▶ _What to do_
How many lines of the records below contain the word "frac"? Answer with the number alone.

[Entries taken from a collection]
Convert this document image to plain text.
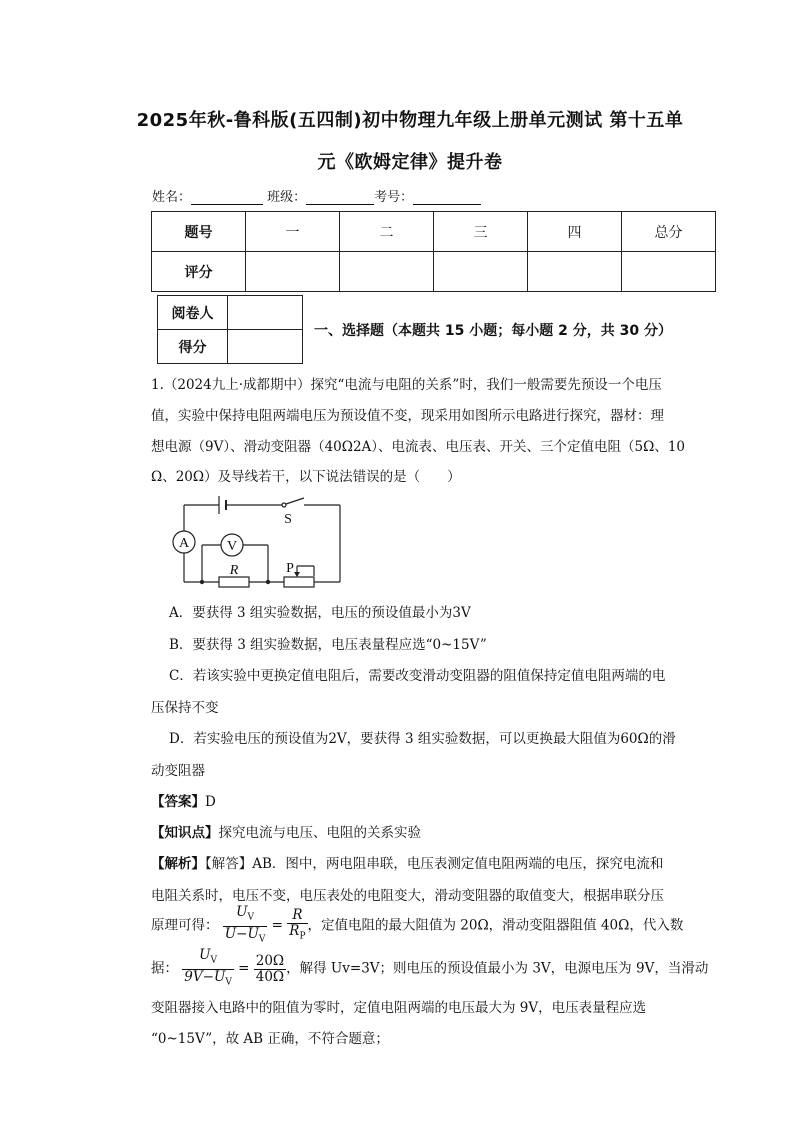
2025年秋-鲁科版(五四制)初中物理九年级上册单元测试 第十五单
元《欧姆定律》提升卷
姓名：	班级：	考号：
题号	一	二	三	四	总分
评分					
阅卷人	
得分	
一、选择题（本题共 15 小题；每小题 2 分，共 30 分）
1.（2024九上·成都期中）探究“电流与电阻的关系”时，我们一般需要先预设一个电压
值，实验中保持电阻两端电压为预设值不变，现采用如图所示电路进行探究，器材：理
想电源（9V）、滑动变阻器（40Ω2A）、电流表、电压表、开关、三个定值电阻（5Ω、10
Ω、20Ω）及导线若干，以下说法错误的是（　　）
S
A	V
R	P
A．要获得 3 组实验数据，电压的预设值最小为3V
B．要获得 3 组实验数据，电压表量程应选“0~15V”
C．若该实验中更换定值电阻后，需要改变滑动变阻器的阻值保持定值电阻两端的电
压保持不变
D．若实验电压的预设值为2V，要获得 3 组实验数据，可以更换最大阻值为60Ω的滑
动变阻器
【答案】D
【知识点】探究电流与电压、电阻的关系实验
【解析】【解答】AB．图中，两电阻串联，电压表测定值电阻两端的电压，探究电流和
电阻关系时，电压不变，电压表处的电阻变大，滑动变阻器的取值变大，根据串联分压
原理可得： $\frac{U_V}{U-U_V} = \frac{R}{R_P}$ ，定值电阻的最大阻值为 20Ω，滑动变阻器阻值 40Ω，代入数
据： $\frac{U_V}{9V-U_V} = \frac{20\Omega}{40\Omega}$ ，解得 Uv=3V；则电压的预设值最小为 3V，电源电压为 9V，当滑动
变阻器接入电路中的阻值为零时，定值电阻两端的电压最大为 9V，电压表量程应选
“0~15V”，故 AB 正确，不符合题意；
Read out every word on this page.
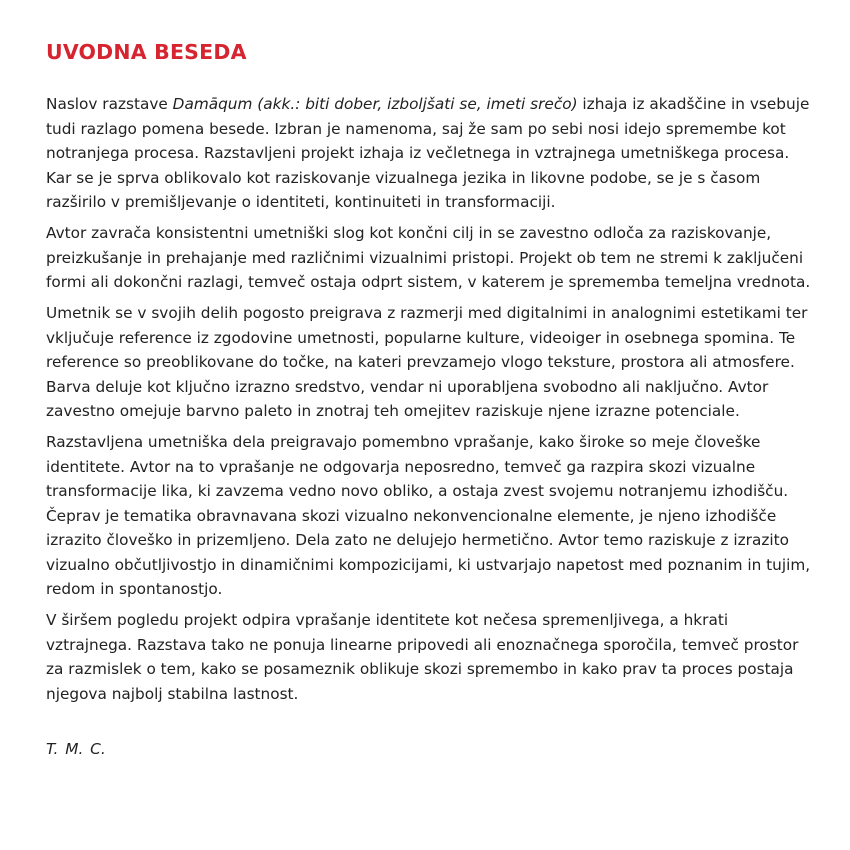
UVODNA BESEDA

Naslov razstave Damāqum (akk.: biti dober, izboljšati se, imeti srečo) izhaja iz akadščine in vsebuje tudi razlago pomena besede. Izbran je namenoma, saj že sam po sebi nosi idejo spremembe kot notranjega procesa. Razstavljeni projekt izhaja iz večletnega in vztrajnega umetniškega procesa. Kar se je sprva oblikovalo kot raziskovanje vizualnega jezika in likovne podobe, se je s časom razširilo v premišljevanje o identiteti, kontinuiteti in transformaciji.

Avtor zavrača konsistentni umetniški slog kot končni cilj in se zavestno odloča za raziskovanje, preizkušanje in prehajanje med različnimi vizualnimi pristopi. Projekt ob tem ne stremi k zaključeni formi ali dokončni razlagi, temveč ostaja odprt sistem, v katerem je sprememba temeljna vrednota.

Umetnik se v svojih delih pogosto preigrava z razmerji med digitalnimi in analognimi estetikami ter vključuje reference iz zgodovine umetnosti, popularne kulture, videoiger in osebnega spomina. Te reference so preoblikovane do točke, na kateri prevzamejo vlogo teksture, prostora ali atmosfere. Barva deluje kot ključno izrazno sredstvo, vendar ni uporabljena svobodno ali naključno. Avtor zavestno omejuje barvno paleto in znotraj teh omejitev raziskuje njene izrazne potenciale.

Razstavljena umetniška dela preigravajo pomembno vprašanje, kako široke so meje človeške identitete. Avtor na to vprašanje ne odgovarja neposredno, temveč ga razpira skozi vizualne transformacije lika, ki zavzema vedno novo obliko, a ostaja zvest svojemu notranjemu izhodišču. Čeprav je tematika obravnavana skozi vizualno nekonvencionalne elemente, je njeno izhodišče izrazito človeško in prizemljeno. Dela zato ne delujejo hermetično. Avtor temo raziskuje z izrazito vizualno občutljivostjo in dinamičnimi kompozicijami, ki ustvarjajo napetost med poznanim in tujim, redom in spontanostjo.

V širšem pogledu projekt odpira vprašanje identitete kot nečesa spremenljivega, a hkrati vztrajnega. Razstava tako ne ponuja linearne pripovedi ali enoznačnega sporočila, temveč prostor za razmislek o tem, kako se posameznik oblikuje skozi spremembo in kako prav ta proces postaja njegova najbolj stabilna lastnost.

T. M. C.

▶ _Response below_
2